>>>

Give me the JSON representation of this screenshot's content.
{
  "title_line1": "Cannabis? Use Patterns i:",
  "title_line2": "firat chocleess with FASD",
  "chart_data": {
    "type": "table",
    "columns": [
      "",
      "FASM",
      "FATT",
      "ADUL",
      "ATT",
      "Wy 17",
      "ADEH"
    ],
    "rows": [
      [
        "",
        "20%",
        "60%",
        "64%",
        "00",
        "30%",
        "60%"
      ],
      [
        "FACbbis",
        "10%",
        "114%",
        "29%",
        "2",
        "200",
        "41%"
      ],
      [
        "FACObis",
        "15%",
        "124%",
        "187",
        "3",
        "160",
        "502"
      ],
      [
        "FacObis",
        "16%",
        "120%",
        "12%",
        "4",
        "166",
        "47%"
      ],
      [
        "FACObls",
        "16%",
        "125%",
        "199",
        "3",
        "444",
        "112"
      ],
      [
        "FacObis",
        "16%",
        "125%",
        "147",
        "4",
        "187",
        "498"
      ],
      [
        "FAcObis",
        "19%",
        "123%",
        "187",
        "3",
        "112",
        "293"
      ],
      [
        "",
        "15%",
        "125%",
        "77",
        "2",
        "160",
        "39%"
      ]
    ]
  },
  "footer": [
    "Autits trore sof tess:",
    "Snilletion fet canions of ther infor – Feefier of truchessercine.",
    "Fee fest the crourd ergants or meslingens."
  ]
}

<<<

Problem statement:
Transcribe the data. Leave every line exactly as it is.

Solved exercise:
Give me the JSON representation of this screenshot's content.
{
  "title_line1": "Cannabis? Use Patterns i:",
  "title_line2": "firat chocleess with FASD",
  "chart_data": {
    "type": "table",
    "columns": [
      "",
      "FASM",
      "FATT",
      "ADUL",
      "ATT",
      "Wy 17",
      "ADEH"
    ],
    "rows": [
      [
        "",
        "20%",
        "60%",
        "64%",
        "00",
        "30%",
        "60%"
      ],
      [
        "FACbbis",
        "10%",
        "114%",
        "29%",
        "2",
        "200",
        "41%"
      ],
      [
        "FACObis",
        "15%",
        "124%",
        "187",
        "3",
        "160",
        "502"
      ],
      [
        "FacObis",
        "16%",
        "120%",
        "12%",
        "4",
        "166",
        "47%"
      ],
      [
        "FACObls",
        "16%",
        "125%",
        "199",
        "3",
        "444",
        "112"
      ],
      [
        "FacObis",
        "16%",
        "125%",
        "147",
        "4",
        "187",
        "498"
      ],
      [
        "FAcObis",
        "19%",
        "123%",
        "187",
        "3",
        "112",
        "293"
      ],
      [
        "",
        "15%",
        "125%",
        "77",
        "2",
        "160",
        "39%"
      ]
    ]
  },
  "footer": [
    "Autits trore sof tess:",
    "Snilletion fet canions of ther infor – Feefier of truchessercine.",
    "Fee fest the crourd ergants or meslingens."
  ]
}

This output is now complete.